Copy out the entries exactly, from the first line to the last.

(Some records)
━━━━━━━━━━━━━━━━

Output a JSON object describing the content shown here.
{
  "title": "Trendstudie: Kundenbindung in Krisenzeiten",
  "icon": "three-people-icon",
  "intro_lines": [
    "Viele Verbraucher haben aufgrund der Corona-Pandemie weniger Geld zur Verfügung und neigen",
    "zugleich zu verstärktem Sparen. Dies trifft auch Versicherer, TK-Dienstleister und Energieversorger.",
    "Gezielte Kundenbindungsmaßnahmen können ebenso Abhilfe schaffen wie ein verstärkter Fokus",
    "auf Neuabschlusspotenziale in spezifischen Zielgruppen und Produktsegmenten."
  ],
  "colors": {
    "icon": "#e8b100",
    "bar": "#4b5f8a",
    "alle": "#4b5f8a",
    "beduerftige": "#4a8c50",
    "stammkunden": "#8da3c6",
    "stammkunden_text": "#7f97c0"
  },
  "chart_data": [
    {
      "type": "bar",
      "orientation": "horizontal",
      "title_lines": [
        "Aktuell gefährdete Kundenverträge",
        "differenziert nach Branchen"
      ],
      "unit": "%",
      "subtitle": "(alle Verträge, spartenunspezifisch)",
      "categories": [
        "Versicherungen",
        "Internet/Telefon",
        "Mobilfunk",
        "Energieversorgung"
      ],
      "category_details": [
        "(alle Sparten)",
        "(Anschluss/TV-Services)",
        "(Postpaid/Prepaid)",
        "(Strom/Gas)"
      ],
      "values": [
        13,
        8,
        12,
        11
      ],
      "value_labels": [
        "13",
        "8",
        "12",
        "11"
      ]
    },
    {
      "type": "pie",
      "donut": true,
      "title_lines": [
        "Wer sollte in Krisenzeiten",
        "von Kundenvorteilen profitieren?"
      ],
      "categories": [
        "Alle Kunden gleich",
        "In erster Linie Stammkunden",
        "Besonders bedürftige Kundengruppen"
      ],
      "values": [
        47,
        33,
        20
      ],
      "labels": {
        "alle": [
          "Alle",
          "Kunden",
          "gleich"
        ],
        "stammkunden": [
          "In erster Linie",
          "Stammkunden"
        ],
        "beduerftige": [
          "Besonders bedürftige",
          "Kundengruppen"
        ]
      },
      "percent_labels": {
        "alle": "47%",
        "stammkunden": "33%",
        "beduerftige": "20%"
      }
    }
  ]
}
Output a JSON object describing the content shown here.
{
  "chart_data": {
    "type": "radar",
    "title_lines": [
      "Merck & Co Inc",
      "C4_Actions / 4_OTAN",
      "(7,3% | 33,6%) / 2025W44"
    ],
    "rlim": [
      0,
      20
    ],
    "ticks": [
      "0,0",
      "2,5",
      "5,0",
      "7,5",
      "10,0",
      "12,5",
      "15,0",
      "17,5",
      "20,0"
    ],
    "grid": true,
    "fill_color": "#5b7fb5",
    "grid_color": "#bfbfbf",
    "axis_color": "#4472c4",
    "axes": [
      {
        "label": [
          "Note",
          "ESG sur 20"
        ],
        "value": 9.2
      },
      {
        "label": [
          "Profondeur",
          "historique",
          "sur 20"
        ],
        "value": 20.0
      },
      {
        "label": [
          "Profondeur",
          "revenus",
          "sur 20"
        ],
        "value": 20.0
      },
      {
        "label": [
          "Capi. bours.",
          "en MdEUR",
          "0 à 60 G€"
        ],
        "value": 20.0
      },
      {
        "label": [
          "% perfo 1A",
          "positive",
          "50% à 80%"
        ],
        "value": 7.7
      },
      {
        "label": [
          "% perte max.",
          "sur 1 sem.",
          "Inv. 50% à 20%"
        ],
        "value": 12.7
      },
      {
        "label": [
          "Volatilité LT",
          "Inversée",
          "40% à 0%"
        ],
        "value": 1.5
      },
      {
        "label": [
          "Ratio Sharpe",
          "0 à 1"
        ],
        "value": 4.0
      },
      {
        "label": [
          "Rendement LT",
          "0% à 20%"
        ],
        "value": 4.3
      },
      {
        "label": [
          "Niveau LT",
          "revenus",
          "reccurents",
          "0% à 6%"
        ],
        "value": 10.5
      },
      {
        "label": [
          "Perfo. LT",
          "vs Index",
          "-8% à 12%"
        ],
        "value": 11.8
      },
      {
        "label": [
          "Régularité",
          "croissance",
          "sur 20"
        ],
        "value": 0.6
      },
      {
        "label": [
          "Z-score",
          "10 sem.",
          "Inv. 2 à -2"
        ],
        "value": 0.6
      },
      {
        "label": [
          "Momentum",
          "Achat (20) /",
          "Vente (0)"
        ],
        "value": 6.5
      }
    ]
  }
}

━━━━━━━━━━━━━━━━

ANSWER TO THE EXERCISE:
Output a JSON object describing the content shown here.
{
  "title": "Trendstudie: Kundenbindung in Krisenzeiten",
  "icon": "three-people-icon",
  "intro_lines": [
    "Viele Verbraucher haben aufgrund der Corona-Pandemie weniger Geld zur Verfügung und neigen",
    "zugleich zu verstärktem Sparen. Dies trifft auch Versicherer, TK-Dienstleister und Energieversorger.",
    "Gezielte Kundenbindungsmaßnahmen können ebenso Abhilfe schaffen wie ein verstärkter Fokus",
    "auf Neuabschlusspotenziale in spezifischen Zielgruppen und Produktsegmenten."
  ],
  "colors": {
    "icon": "#e8b100",
    "bar": "#4b5f8a",
    "alle": "#4b5f8a",
    "beduerftige": "#4a8c50",
    "stammkunden": "#8da3c6",
    "stammkunden_text": "#7f97c0"
  },
  "chart_data": [
    {
      "type": "bar",
      "orientation": "horizontal",
      "title_lines": [
        "Aktuell gefährdete Kundenverträge",
        "differenziert nach Branchen"
      ],
      "unit": "%",
      "subtitle": "(alle Verträge, spartenunspezifisch)",
      "categories": [
        "Versicherungen",
        "Internet/Telefon",
        "Mobilfunk",
        "Energieversorgung"
      ],
      "category_details": [
        "(alle Sparten)",
        "(Anschluss/TV-Services)",
        "(Postpaid/Prepaid)",
        "(Strom/Gas)"
      ],
      "values": [
        13,
        8,
        12,
        11
      ],
      "value_labels": [
        "13",
        "8",
        "12",
        "11"
      ]
    },
    {
      "type": "pie",
      "donut": true,
      "title_lines": [
        "Wer sollte in Krisenzeiten",
        "von Kundenvorteilen profitieren?"
      ],
      "categories": [
        "Alle Kunden gleich",
        "In erster Linie Stammkunden",
        "Besonders bedürftige Kundengruppen"
      ],
      "values": [
        47,
        33,
        20
      ],
      "labels": {
        "alle": [
          "Alle",
          "Kunden",
          "gleich"
        ],
        "stammkunden": [
          "In erster Linie",
          "Stammkunden"
        ],
        "beduerftige": [
          "Besonders bedürftige",
          "Kundengruppen"
        ]
      },
      "percent_labels": {
        "alle": "47%",
        "stammkunden": "33%",
        "beduerftige": "20%"
      }
    }
  ]
}
Output a JSON object describing the content shown here.
{
  "chart_data": {
    "type": "radar",
    "title_lines": [
      "Merck & Co Inc",
      "C4_Actions / 4_OTAN",
      "(7,3% | 33,6%) / 2025W44"
    ],
    "rlim": [
      0,
      20
    ],
    "ticks": [
      "0,0",
      "2,5",
      "5,0",
      "7,5",
      "10,0",
      "12,5",
      "15,0",
      "17,5",
      "20,0"
    ],
    "grid": true,
    "fill_color": "#5b7fb5",
    "grid_color": "#bfbfbf",
    "axis_color": "#4472c4",
    "axes": [
      {
        "label": [
          "Note",
          "ESG sur 20"
        ],
        "value": 9.2
      },
      {
        "label": [
          "Profondeur",
          "historique",
          "sur 20"
        ],
        "value": 20.0
      },
      {
        "label": [
          "Profondeur",
          "revenus",
          "sur 20"
        ],
        "value": 20.0
      },
      {
        "label": [
          "Capi. bours.",
          "en MdEUR",
          "0 à 60 G€"
        ],
        "value": 20.0
      },
      {
        "label": [
          "% perfo 1A",
          "positive",
          "50% à 80%"
        ],
        "value": 7.7
      },
      {
        "label": [
          "% perte max.",
          "sur 1 sem.",
          "Inv. 50% à 20%"
        ],
        "value": 12.7
      },
      {
        "label": [
          "Volatilité LT",
          "Inversée",
          "40% à 0%"
        ],
        "value": 1.5
      },
      {
        "label": [
          "Ratio Sharpe",
          "0 à 1"
        ],
        "value": 4.0
      },
      {
        "label": [
          "Rendement LT",
          "0% à 20%"
        ],
        "value": 4.3
      },
      {
        "label": [
          "Niveau LT",
          "revenus",
          "reccurents",
          "0% à 6%"
        ],
        "value": 10.5
      },
      {
        "label": [
          "Perfo. LT",
          "vs Index",
          "-8% à 12%"
        ],
        "value": 11.8
      },
      {
        "label": [
          "Régularité",
          "croissance",
          "sur 20"
        ],
        "value": 0.6
      },
      {
        "label": [
          "Z-score",
          "10 sem.",
          "Inv. 2 à -2"
        ],
        "value": 0.6
      },
      {
        "label": [
          "Momentum",
          "Achat (20) /",
          "Vente (0)"
        ],
        "value": 6.5
      }
    ]
  }
}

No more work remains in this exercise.